Instructions to follow: Retype all of the data exactly as given.

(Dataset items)
++++++++
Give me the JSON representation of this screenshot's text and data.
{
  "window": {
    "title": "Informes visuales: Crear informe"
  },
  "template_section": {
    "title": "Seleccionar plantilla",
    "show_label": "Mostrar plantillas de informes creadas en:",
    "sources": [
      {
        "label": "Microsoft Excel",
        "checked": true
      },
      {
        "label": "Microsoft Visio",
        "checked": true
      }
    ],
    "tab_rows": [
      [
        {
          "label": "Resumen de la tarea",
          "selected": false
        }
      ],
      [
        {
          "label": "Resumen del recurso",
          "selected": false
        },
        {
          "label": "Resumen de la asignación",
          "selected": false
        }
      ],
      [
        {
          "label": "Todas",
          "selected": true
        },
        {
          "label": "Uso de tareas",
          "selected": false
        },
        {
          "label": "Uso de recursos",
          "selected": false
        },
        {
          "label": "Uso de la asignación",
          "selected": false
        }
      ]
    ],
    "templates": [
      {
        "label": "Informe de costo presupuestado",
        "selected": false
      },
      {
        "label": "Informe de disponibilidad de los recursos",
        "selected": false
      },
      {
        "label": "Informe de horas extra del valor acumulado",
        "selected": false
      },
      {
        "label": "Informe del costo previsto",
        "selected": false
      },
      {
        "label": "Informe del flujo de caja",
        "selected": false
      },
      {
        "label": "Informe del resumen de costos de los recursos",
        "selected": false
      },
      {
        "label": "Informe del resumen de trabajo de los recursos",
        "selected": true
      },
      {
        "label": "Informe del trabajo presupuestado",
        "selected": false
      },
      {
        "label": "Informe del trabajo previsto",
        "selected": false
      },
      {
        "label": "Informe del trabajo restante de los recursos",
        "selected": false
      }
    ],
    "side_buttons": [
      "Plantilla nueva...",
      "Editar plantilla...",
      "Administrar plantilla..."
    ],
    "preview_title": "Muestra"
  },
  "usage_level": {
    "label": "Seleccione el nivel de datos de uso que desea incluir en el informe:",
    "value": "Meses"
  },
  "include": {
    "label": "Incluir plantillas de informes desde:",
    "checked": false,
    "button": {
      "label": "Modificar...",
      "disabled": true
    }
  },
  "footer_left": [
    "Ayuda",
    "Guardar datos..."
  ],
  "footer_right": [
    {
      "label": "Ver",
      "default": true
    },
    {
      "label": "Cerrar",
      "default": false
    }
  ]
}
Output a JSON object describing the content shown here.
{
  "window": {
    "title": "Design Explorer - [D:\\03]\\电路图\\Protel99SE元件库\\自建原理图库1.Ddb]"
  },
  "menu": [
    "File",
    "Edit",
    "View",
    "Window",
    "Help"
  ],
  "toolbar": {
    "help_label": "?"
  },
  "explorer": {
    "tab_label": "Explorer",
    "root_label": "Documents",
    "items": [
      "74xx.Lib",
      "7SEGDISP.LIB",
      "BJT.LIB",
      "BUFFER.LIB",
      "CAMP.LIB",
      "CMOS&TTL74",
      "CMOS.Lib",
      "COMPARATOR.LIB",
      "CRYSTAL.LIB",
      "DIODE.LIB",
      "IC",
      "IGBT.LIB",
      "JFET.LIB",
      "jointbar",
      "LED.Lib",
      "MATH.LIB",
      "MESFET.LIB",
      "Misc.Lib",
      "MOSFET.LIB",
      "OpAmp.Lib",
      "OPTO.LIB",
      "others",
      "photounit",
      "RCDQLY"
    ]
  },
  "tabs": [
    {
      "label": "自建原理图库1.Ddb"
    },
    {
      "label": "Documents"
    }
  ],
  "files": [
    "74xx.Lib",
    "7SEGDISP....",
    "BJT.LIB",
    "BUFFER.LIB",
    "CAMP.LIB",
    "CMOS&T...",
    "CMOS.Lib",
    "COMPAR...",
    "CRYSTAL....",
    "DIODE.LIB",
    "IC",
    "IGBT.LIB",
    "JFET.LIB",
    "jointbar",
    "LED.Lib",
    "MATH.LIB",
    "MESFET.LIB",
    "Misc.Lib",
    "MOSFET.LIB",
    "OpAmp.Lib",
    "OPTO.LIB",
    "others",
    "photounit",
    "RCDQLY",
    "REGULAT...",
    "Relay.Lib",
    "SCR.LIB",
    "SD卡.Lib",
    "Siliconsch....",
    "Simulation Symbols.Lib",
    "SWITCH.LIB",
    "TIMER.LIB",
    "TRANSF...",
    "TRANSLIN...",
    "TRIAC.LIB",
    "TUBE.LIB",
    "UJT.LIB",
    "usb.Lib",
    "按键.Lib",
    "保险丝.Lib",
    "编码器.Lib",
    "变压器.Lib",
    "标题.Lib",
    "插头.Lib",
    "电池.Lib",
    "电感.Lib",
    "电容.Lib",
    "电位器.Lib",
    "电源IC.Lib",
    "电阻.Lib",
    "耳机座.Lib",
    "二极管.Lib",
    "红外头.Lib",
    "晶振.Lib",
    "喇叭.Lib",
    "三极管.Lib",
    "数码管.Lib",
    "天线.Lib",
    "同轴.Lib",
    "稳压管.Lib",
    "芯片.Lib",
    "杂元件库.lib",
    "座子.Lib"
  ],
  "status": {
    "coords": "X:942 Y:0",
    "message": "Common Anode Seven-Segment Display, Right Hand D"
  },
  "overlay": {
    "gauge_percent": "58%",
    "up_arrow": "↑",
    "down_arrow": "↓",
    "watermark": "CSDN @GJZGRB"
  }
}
++++++++
Solution for this exercise:
Give me the JSON representation of this screenshot's text and data.
{
  "window": {
    "title": "Informes visuales: Crear informe"
  },
  "template_section": {
    "title": "Seleccionar plantilla",
    "show_label": "Mostrar plantillas de informes creadas en:",
    "sources": [
      {
        "label": "Microsoft Excel",
        "checked": true
      },
      {
        "label": "Microsoft Visio",
        "checked": true
      }
    ],
    "tab_rows": [
      [
        {
          "label": "Resumen de la tarea",
          "selected": false
        }
      ],
      [
        {
          "label": "Resumen del recurso",
          "selected": false
        },
        {
          "label": "Resumen de la asignación",
          "selected": false
        }
      ],
      [
        {
          "label": "Todas",
          "selected": true
        },
        {
          "label": "Uso de tareas",
          "selected": false
        },
        {
          "label": "Uso de recursos",
          "selected": false
        },
        {
          "label": "Uso de la asignación",
          "selected": false
        }
      ]
    ],
    "templates": [
      {
        "label": "Informe de costo presupuestado",
        "selected": false
      },
      {
        "label": "Informe de disponibilidad de los recursos",
        "selected": false
      },
      {
        "label": "Informe de horas extra del valor acumulado",
        "selected": false
      },
      {
        "label": "Informe del costo previsto",
        "selected": false
      },
      {
        "label": "Informe del flujo de caja",
        "selected": false
      },
      {
        "label": "Informe del resumen de costos de los recursos",
        "selected": false
      },
      {
        "label": "Informe del resumen de trabajo de los recursos",
        "selected": true
      },
      {
        "label": "Informe del trabajo presupuestado",
        "selected": false
      },
      {
        "label": "Informe del trabajo previsto",
        "selected": false
      },
      {
        "label": "Informe del trabajo restante de los recursos",
        "selected": false
      }
    ],
    "side_buttons": [
      "Plantilla nueva...",
      "Editar plantilla...",
      "Administrar plantilla..."
    ],
    "preview_title": "Muestra"
  },
  "usage_level": {
    "label": "Seleccione el nivel de datos de uso que desea incluir en el informe:",
    "value": "Meses"
  },
  "include": {
    "label": "Incluir plantillas de informes desde:",
    "checked": false,
    "button": {
      "label": "Modificar...",
      "disabled": true
    }
  },
  "footer_left": [
    "Ayuda",
    "Guardar datos..."
  ],
  "footer_right": [
    {
      "label": "Ver",
      "default": true
    },
    {
      "label": "Cerrar",
      "default": false
    }
  ]
}
Output a JSON object describing the content shown here.
{
  "window": {
    "title": "Design Explorer - [D:\\03]\\电路图\\Protel99SE元件库\\自建原理图库1.Ddb]"
  },
  "menu": [
    "File",
    "Edit",
    "View",
    "Window",
    "Help"
  ],
  "toolbar": {
    "help_label": "?"
  },
  "explorer": {
    "tab_label": "Explorer",
    "root_label": "Documents",
    "items": [
      "74xx.Lib",
      "7SEGDISP.LIB",
      "BJT.LIB",
      "BUFFER.LIB",
      "CAMP.LIB",
      "CMOS&TTL74",
      "CMOS.Lib",
      "COMPARATOR.LIB",
      "CRYSTAL.LIB",
      "DIODE.LIB",
      "IC",
      "IGBT.LIB",
      "JFET.LIB",
      "jointbar",
      "LED.Lib",
      "MATH.LIB",
      "MESFET.LIB",
      "Misc.Lib",
      "MOSFET.LIB",
      "OpAmp.Lib",
      "OPTO.LIB",
      "others",
      "photounit",
      "RCDQLY"
    ]
  },
  "tabs": [
    {
      "label": "自建原理图库1.Ddb"
    },
    {
      "label": "Documents"
    }
  ],
  "files": [
    "74xx.Lib",
    "7SEGDISP....",
    "BJT.LIB",
    "BUFFER.LIB",
    "CAMP.LIB",
    "CMOS&T...",
    "CMOS.Lib",
    "COMPAR...",
    "CRYSTAL....",
    "DIODE.LIB",
    "IC",
    "IGBT.LIB",
    "JFET.LIB",
    "jointbar",
    "LED.Lib",
    "MATH.LIB",
    "MESFET.LIB",
    "Misc.Lib",
    "MOSFET.LIB",
    "OpAmp.Lib",
    "OPTO.LIB",
    "others",
    "photounit",
    "RCDQLY",
    "REGULAT...",
    "Relay.Lib",
    "SCR.LIB",
    "SD卡.Lib",
    "Siliconsch....",
    "Simulation Symbols.Lib",
    "SWITCH.LIB",
    "TIMER.LIB",
    "TRANSF...",
    "TRANSLIN...",
    "TRIAC.LIB",
    "TUBE.LIB",
    "UJT.LIB",
    "usb.Lib",
    "按键.Lib",
    "保险丝.Lib",
    "编码器.Lib",
    "变压器.Lib",
    "标题.Lib",
    "插头.Lib",
    "电池.Lib",
    "电感.Lib",
    "电容.Lib",
    "电位器.Lib",
    "电源IC.Lib",
    "电阻.Lib",
    "耳机座.Lib",
    "二极管.Lib",
    "红外头.Lib",
    "晶振.Lib",
    "喇叭.Lib",
    "三极管.Lib",
    "数码管.Lib",
    "天线.Lib",
    "同轴.Lib",
    "稳压管.Lib",
    "芯片.Lib",
    "杂元件库.lib",
    "座子.Lib"
  ],
  "status": {
    "coords": "X:942 Y:0",
    "message": "Common Anode Seven-Segment Display, Right Hand D"
  },
  "overlay": {
    "gauge_percent": "58%",
    "up_arrow": "↑",
    "down_arrow": "↓",
    "watermark": "CSDN @GJZGRB"
  }
}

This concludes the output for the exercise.